Est: $60,000 USD - $80,000 USDSold:
BonhamsNew York, NY, USMay 15, 2019

Item Overview

Description

Sturtevant (American, 1926-2014)
Warhol's Flowers, 1968

signed, titled, dated and variously dedicated 'Warhol's Flowers E. Sturtevant 1968' (on the reverse)
synthetic polymer and silkscreen ink on canvas

11 x 10 15/16 in.
27.9 x 27.8 cm.
Footnotes

This work will be included in the forthcoming edition of the catalogue raisonné being prepared by The Estate of Elaine Sturtevant, Paris.

Provenance
A gift from the artist to the present owner in 1978


Regarded by many as one of the most important artists of the last fifty years, Elaine Frances Sturtevant, known simply as Sturtevant, was born in Lakewood, Ohio, in 1924. After attending the University of Iowa, she moved to New York in the 1950s to attend Columbia University. She began creating her first works in the later part of the decade, but it was not until the mid-1960s that she truly evolved her pioneering and groundbreaking voice that questioned authorship, appropriation and originality.

Beginning in 1964, Sturtevant started to explore the complex power structures behind a work of art by replicating and repeating examples by other artists. She began creating her own versions of the works from memory, employing the same techniques as the artists who created the original work. Rather than simply creating a copy, she worked by hand to replicate details in the pieces as closely as possible, thereby challenging the viewer's idea of what a work of art should be.

An early work by Sturtevant, Warhol's Flowers, 1968, takes Andy Warhol's iconic Flowers series as a starting point in order to explore the themes that would come to define her entire practice. Warhol's work consistently explored appropriation, reproduction and mass production. His frequent use of appropriated logos, the repetition of motifs and the repetitive nature of printing itself, combined with his employment of numerous studio assistants in his 'Factory', question both the originality of a concept behind a work of art, and the uniqueness of the work itself. Therefore, when Sturtevant approached the Pop artist to use the original silkscreen that he had developed only a few weeks prior for his Flowers show at Leo Castelli Gallery, Warhol immediately agreed, even sharing his specific printing techniques with her. Warhol understood Sturtevant's motives and her concern with authorship and originality, a theme that he was also exploring in his own work. Sturtevant appears to have understood his process to such a degree that when asked about his creative practice in an interview, Warhol went so far as to say "I don't know. Ask Elaine" (the artist quoted in: Bill Arning, 'Sturtevant', Journal of Contemporary Art, 1989, p. 44).

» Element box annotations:
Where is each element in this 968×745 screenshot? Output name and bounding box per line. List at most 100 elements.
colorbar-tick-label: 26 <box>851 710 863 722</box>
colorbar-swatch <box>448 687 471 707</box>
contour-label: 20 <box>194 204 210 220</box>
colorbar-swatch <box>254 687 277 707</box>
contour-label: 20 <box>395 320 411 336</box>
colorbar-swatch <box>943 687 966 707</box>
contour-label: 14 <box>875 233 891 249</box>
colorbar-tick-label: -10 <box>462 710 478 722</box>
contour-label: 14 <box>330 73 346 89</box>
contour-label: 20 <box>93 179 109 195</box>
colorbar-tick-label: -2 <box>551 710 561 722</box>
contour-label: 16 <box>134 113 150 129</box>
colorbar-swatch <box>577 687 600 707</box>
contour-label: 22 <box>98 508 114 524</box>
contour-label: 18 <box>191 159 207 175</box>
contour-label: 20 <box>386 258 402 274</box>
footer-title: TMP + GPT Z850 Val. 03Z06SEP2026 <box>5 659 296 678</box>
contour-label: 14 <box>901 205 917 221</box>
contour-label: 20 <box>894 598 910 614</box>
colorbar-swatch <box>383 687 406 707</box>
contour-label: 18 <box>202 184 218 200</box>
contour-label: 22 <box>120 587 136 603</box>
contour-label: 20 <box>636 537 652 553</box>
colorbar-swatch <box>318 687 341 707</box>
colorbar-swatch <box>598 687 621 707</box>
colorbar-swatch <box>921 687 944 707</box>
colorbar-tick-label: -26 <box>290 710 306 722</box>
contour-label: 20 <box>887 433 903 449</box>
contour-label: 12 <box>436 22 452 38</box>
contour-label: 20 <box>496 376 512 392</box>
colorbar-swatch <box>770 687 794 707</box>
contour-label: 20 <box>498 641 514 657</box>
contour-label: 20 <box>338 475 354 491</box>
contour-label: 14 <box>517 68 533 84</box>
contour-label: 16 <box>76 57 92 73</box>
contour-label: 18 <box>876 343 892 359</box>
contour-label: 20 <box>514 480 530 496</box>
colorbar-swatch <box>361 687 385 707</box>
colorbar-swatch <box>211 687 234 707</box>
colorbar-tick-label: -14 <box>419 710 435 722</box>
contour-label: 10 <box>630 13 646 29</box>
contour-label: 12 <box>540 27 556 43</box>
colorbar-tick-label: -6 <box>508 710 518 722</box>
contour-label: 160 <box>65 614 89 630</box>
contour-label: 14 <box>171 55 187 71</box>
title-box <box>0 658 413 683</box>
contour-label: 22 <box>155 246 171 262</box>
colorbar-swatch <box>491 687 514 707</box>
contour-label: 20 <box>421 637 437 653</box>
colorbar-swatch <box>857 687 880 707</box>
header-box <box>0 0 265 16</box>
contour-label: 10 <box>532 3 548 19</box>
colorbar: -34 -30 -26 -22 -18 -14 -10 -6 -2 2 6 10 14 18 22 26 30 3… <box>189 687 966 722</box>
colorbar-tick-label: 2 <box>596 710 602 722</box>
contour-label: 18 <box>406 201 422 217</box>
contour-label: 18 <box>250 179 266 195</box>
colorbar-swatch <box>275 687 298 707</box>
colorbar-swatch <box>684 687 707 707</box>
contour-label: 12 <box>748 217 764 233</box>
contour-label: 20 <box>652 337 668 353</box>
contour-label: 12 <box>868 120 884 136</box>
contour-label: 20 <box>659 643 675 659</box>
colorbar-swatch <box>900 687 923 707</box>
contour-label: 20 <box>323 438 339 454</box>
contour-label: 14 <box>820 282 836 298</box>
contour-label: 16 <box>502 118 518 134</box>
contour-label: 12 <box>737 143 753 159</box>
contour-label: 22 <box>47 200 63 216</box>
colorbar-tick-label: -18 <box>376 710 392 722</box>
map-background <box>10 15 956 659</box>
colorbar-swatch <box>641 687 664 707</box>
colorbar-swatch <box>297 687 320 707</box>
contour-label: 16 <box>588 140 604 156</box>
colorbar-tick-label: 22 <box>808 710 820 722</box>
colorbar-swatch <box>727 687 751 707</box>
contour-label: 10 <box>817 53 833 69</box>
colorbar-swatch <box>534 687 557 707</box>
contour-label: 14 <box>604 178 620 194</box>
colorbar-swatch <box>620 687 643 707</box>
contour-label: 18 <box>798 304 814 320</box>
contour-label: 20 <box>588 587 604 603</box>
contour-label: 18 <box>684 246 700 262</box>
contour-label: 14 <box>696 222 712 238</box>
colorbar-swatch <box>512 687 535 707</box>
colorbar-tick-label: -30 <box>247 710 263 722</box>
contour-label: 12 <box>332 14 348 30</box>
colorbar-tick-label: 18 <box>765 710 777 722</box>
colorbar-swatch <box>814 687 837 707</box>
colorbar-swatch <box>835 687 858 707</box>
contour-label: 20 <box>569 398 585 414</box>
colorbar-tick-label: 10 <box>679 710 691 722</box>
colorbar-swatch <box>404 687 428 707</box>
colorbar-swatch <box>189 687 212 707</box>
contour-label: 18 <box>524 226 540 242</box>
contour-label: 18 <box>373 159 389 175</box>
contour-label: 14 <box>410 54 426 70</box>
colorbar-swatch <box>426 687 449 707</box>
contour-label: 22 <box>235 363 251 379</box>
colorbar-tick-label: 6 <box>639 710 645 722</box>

» Given instruction 1: Please copy the auction listing word for word, from "This work will" to "appropriation and originality.".
» Given instruction 2: Report every line of the records that contains the string "title", treating uppercase and lowercase letters as different.

» Correct result 1:
This work will be included in the forthcoming edition of the catalogue raisonné being prepared by The Estate of Elaine Sturtevant, Paris.

Provenance
A gift from the artist to the present owner in 1978


Regarded by many as one of the most important artists of the last fifty years, Elaine Frances Sturtevant, known simply as Sturtevant, was born in Lakewood, Ohio, in 1924. After attending the University of Iowa, she moved to New York in the 1950s to attend Columbia University. She began creating her first works in the later part of the decade, but it was not until the mid-1960s that she truly evolved her pioneering and groundbreaking voice that questioned authorship, appropriation and originality.

» Correct result 2:
footer-title: TMP + GPT Z850 Val. 03Z06SEP2026 <box>5 659 296 678</box>
title-box <box>0 658 413 683</box>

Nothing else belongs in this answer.